[start of DATA LINES]

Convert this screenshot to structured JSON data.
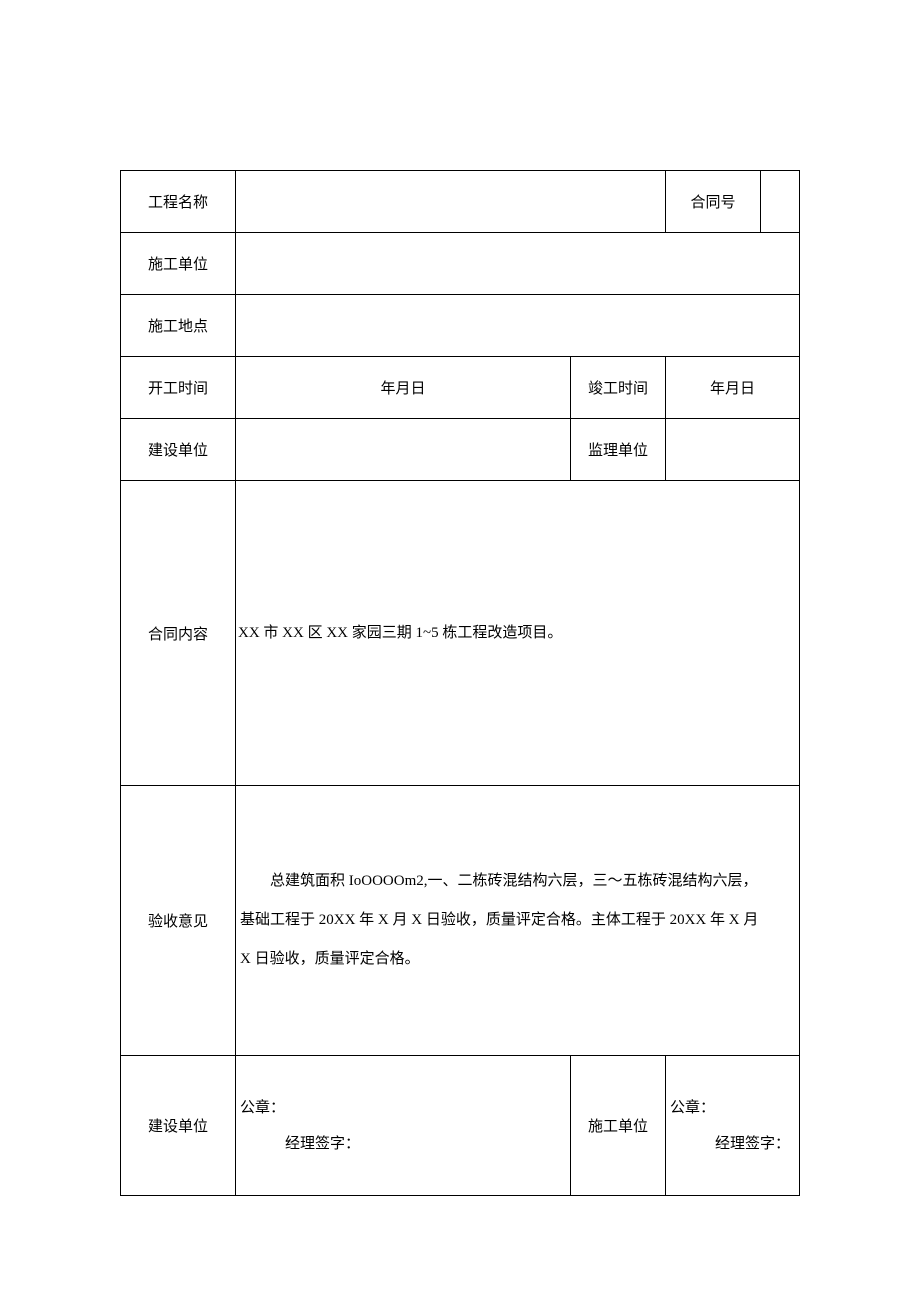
{
  "table": {
    "labels": {
      "project_name": "工程名称",
      "contract_no": "合同号",
      "construction_unit": "施工单位",
      "construction_site": "施工地点",
      "start_time": "开工时间",
      "completion_time": "竣工时间",
      "dev_unit": "建设单位",
      "supervision_unit": "监理单位",
      "contract_content": "合同内容",
      "acceptance_opinion": "验收意见",
      "dev_unit_sig": "建设单位",
      "construction_unit_sig": "施工单位"
    },
    "values": {
      "project_name": "",
      "contract_no": "",
      "construction_unit": "",
      "construction_site": "",
      "start_date": "年月日",
      "completion_date": "年月日",
      "dev_unit": "",
      "supervision_unit": "",
      "contract_content": "XX 市 XX 区 XX 家园三期 1~5 栋工程改造项目。",
      "acceptance_opinion": "总建筑面积 IoOOOOm2,一、二栋砖混结构六层，三～五栋砖混结构六层，基础工程于 20XX 年 X 月 X 日验收，质量评定合格。主体工程于 20XX 年 X 月 X 日验收，质量评定合格。",
      "seal_label": "公章：",
      "manager_sign_label": "经理签字："
    }
  },
  "style": {
    "border_color": "#000000",
    "background_color": "#ffffff",
    "text_color": "#000000",
    "font_size_pt": 11,
    "font_family": "SimSun"
  }
}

[end of DATA LINES]

* REQUIREMENT
Would you set down the listing exactly, omitting pictures?

* THE RESPONSE
Convert this screenshot to structured JSON data.
{
  "table": {
    "labels": {
      "project_name": "工程名称",
      "contract_no": "合同号",
      "construction_unit": "施工单位",
      "construction_site": "施工地点",
      "start_time": "开工时间",
      "completion_time": "竣工时间",
      "dev_unit": "建设单位",
      "supervision_unit": "监理单位",
      "contract_content": "合同内容",
      "acceptance_opinion": "验收意见",
      "dev_unit_sig": "建设单位",
      "construction_unit_sig": "施工单位"
    },
    "values": {
      "project_name": "",
      "contract_no": "",
      "construction_unit": "",
      "construction_site": "",
      "start_date": "年月日",
      "completion_date": "年月日",
      "dev_unit": "",
      "supervision_unit": "",
      "contract_content": "XX 市 XX 区 XX 家园三期 1~5 栋工程改造项目。",
      "acceptance_opinion": "总建筑面积 IoOOOOm2,一、二栋砖混结构六层，三～五栋砖混结构六层，基础工程于 20XX 年 X 月 X 日验收，质量评定合格。主体工程于 20XX 年 X 月 X 日验收，质量评定合格。",
      "seal_label": "公章：",
      "manager_sign_label": "经理签字："
    }
  },
  "style": {
    "border_color": "#000000",
    "background_color": "#ffffff",
    "text_color": "#000000",
    "font_size_pt": 11,
    "font_family": "SimSun"
  }
}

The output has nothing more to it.